### Given problem
Images are not part of the copy; write out the rest of the data exactly as given.

Start

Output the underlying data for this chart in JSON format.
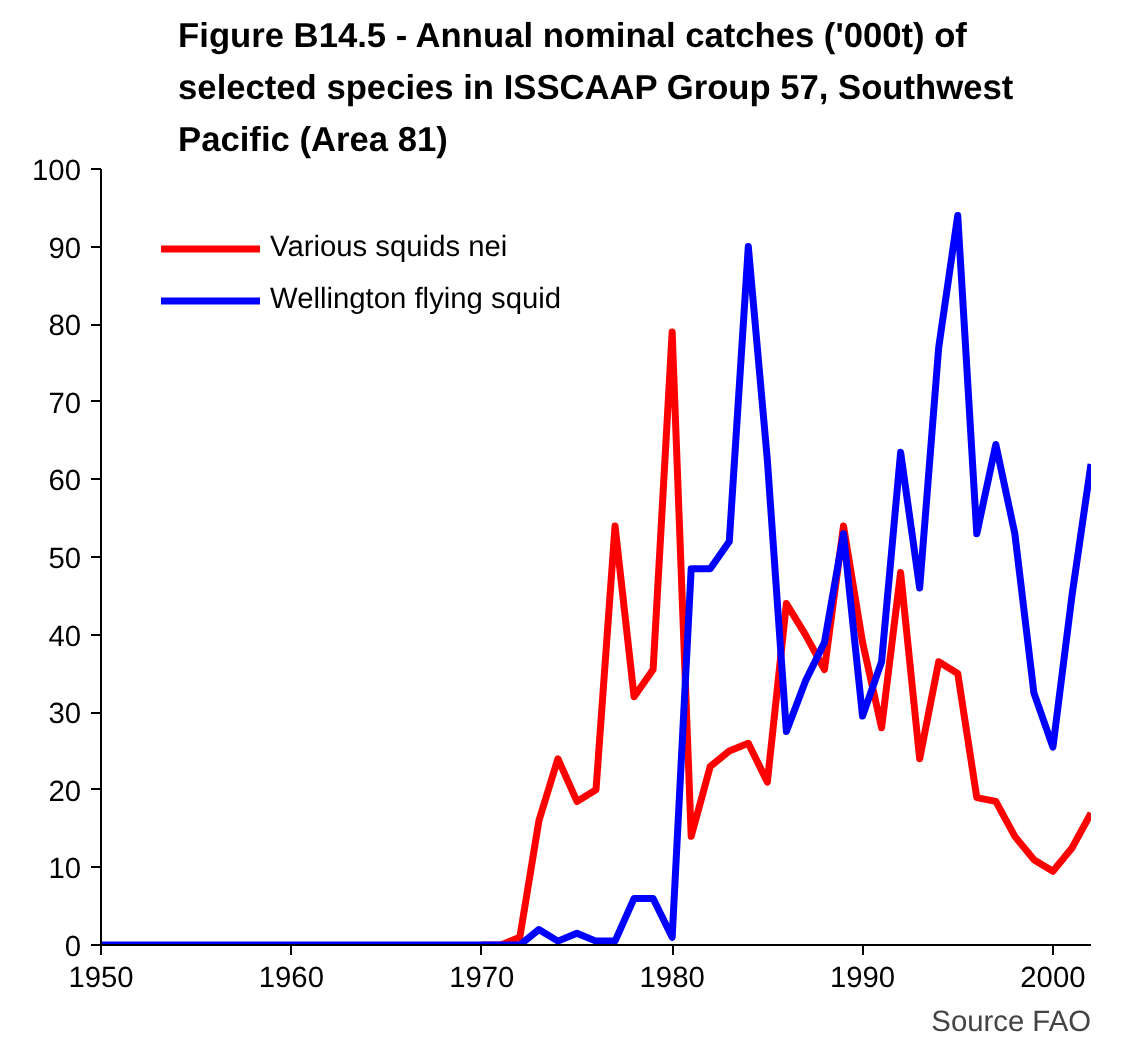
{
  "chart_data": {
    "type": "line",
    "title": "Figure B14.5 - Annual nominal catches ('000t) of selected species in ISSCAAP Group 57, Southwest Pacific (Area 81)",
    "x": [
      1950,
      1951,
      1952,
      1953,
      1954,
      1955,
      1956,
      1957,
      1958,
      1959,
      1960,
      1961,
      1962,
      1963,
      1964,
      1965,
      1966,
      1967,
      1968,
      1969,
      1970,
      1971,
      1972,
      1973,
      1974,
      1975,
      1976,
      1977,
      1978,
      1979,
      1980,
      1981,
      1982,
      1983,
      1984,
      1985,
      1986,
      1987,
      1988,
      1989,
      1990,
      1991,
      1992,
      1993,
      1994,
      1995,
      1996,
      1997,
      1998,
      1999,
      2000,
      2001,
      2002
    ],
    "series": [
      {
        "name": "Various squids nei",
        "color": "#ff0000",
        "values": [
          null,
          null,
          null,
          null,
          null,
          null,
          null,
          null,
          null,
          null,
          null,
          null,
          null,
          null,
          null,
          null,
          null,
          null,
          null,
          null,
          0,
          0,
          1,
          16,
          24,
          18.5,
          20,
          54,
          32,
          35.5,
          79,
          14,
          23,
          25,
          26,
          21,
          44,
          40,
          35.5,
          54,
          39,
          28,
          48,
          24,
          36.5,
          35,
          19,
          18.5,
          14,
          11,
          9.5,
          12.5,
          17
        ]
      },
      {
        "name": "Wellington flying squid",
        "color": "#0000ff",
        "values": [
          0,
          0,
          0,
          0,
          0,
          0,
          0,
          0,
          0,
          0,
          0,
          0,
          0,
          0,
          0,
          0,
          0,
          0,
          0,
          0,
          0,
          0,
          0,
          2,
          0.5,
          1.5,
          0.5,
          0.5,
          6,
          6,
          1,
          48.5,
          48.5,
          52,
          90,
          62.5,
          27.5,
          34,
          39,
          53,
          29.5,
          36.5,
          63.5,
          46,
          77,
          94,
          53,
          64.5,
          53,
          32.5,
          25.5,
          45,
          62
        ]
      }
    ],
    "xlim": [
      1950,
      2002
    ],
    "xticks": [
      1950,
      1960,
      1970,
      1980,
      1990,
      2000
    ],
    "ylim": [
      0,
      100
    ],
    "yticks": [
      0,
      10,
      20,
      30,
      40,
      50,
      60,
      70,
      80,
      90,
      100
    ],
    "grid": false,
    "legend": "top left",
    "annotations": [
      "Source FAO"
    ]
  }
}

End

### In response
Output the underlying data for this chart in JSON format.
{
  "chart_data": {
    "type": "line",
    "title": "Figure B14.5 - Annual nominal catches ('000t) of selected species in ISSCAAP Group 57, Southwest Pacific (Area 81)",
    "x": [
      1950,
      1951,
      1952,
      1953,
      1954,
      1955,
      1956,
      1957,
      1958,
      1959,
      1960,
      1961,
      1962,
      1963,
      1964,
      1965,
      1966,
      1967,
      1968,
      1969,
      1970,
      1971,
      1972,
      1973,
      1974,
      1975,
      1976,
      1977,
      1978,
      1979,
      1980,
      1981,
      1982,
      1983,
      1984,
      1985,
      1986,
      1987,
      1988,
      1989,
      1990,
      1991,
      1992,
      1993,
      1994,
      1995,
      1996,
      1997,
      1998,
      1999,
      2000,
      2001,
      2002
    ],
    "series": [
      {
        "name": "Various squids nei",
        "color": "#ff0000",
        "values": [
          null,
          null,
          null,
          null,
          null,
          null,
          null,
          null,
          null,
          null,
          null,
          null,
          null,
          null,
          null,
          null,
          null,
          null,
          null,
          null,
          0,
          0,
          1,
          16,
          24,
          18.5,
          20,
          54,
          32,
          35.5,
          79,
          14,
          23,
          25,
          26,
          21,
          44,
          40,
          35.5,
          54,
          39,
          28,
          48,
          24,
          36.5,
          35,
          19,
          18.5,
          14,
          11,
          9.5,
          12.5,
          17
        ]
      },
      {
        "name": "Wellington flying squid",
        "color": "#0000ff",
        "values": [
          0,
          0,
          0,
          0,
          0,
          0,
          0,
          0,
          0,
          0,
          0,
          0,
          0,
          0,
          0,
          0,
          0,
          0,
          0,
          0,
          0,
          0,
          0,
          2,
          0.5,
          1.5,
          0.5,
          0.5,
          6,
          6,
          1,
          48.5,
          48.5,
          52,
          90,
          62.5,
          27.5,
          34,
          39,
          53,
          29.5,
          36.5,
          63.5,
          46,
          77,
          94,
          53,
          64.5,
          53,
          32.5,
          25.5,
          45,
          62
        ]
      }
    ],
    "xlim": [
      1950,
      2002
    ],
    "xticks": [
      1950,
      1960,
      1970,
      1980,
      1990,
      2000
    ],
    "ylim": [
      0,
      100
    ],
    "yticks": [
      0,
      10,
      20,
      30,
      40,
      50,
      60,
      70,
      80,
      90,
      100
    ],
    "grid": false,
    "legend": "top left",
    "annotations": [
      "Source FAO"
    ]
  }
}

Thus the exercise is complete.